How to complete this task: Transcribe the data underneath exactly, keeping every word in place.
= Beginning of Section =
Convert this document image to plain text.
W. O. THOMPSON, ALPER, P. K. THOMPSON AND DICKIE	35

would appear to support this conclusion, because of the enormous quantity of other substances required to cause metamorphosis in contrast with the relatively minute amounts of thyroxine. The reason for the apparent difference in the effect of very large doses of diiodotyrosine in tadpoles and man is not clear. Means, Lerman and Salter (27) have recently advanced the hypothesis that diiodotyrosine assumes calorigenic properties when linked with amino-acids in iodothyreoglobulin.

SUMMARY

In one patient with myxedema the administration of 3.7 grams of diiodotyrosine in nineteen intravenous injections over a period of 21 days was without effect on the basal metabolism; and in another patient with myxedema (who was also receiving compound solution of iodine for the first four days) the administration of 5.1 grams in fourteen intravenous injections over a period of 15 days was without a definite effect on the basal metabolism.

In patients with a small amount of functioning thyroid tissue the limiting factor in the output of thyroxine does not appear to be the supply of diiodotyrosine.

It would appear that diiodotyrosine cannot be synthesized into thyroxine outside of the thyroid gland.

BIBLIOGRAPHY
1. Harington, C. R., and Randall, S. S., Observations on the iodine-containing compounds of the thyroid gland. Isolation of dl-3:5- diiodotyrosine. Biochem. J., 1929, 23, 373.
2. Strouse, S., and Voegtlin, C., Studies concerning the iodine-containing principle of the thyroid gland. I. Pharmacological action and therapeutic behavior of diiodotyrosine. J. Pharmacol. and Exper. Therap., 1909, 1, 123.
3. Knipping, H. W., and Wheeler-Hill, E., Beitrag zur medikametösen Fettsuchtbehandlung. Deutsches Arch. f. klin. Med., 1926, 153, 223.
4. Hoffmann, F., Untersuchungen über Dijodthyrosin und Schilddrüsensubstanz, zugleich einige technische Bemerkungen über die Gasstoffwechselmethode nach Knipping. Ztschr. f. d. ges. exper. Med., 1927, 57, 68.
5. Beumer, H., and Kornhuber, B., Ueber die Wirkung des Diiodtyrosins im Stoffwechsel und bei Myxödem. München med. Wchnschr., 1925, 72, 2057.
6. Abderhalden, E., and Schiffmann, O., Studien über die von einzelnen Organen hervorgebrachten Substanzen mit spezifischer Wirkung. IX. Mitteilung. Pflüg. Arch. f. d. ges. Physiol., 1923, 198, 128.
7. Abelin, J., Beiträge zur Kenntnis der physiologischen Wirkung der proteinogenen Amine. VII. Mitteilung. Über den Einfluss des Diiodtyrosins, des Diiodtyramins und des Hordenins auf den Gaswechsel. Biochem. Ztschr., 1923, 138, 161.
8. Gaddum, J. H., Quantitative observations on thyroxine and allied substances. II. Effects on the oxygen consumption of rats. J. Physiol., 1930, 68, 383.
= End of Section =
Response area:
Convert this document image to plain text.
W. O. THOMPSON, ALPER, P. K. THOMPSON AND DICKIE	35

would appear to support this conclusion, because of the enormous quantity of other substances required to cause metamorphosis in contrast with the relatively minute amounts of thyroxine. The reason for the apparent difference in the effect of very large doses of diiodotyrosine in tadpoles and man is not clear. Means, Lerman and Salter (27) have recently advanced the hypothesis that diiodotyrosine assumes calorigenic properties when linked with amino-acids in iodothyreoglobulin.

SUMMARY

In one patient with myxedema the administration of 3.7 grams of diiodotyrosine in nineteen intravenous injections over a period of 21 days was without effect on the basal metabolism; and in another patient with myxedema (who was also receiving compound solution of iodine for the first four days) the administration of 5.1 grams in fourteen intravenous injections over a period of 15 days was without a definite effect on the basal metabolism.

In patients with a small amount of functioning thyroid tissue the limiting factor in the output of thyroxine does not appear to be the supply of diiodotyrosine.

It would appear that diiodotyrosine cannot be synthesized into thyroxine outside of the thyroid gland.

BIBLIOGRAPHY
1. Harington, C. R., and Randall, S. S., Observations on the iodine-containing compounds of the thyroid gland. Isolation of dl-3:5- diiodotyrosine. Biochem. J., 1929, 23, 373.
2. Strouse, S., and Voegtlin, C., Studies concerning the iodine-containing principle of the thyroid gland. I. Pharmacological action and therapeutic behavior of diiodotyrosine. J. Pharmacol. and Exper. Therap., 1909, 1, 123.
3. Knipping, H. W., and Wheeler-Hill, E., Beitrag zur medikametösen Fettsuchtbehandlung. Deutsches Arch. f. klin. Med., 1926, 153, 223.
4. Hoffmann, F., Untersuchungen über Dijodthyrosin und Schilddrüsensubstanz, zugleich einige technische Bemerkungen über die Gasstoffwechselmethode nach Knipping. Ztschr. f. d. ges. exper. Med., 1927, 57, 68.
5. Beumer, H., and Kornhuber, B., Ueber die Wirkung des Diiodtyrosins im Stoffwechsel und bei Myxödem. München med. Wchnschr., 1925, 72, 2057.
6. Abderhalden, E., and Schiffmann, O., Studien über die von einzelnen Organen hervorgebrachten Substanzen mit spezifischer Wirkung. IX. Mitteilung. Pflüg. Arch. f. d. ges. Physiol., 1923, 198, 128.
7. Abelin, J., Beiträge zur Kenntnis der physiologischen Wirkung der proteinogenen Amine. VII. Mitteilung. Über den Einfluss des Diiodtyrosins, des Diiodtyramins und des Hordenins auf den Gaswechsel. Biochem. Ztschr., 1923, 138, 161.
8. Gaddum, J. H., Quantitative observations on thyroxine and allied substances. II. Effects on the oxygen consumption of rats. J. Physiol., 1930, 68, 383.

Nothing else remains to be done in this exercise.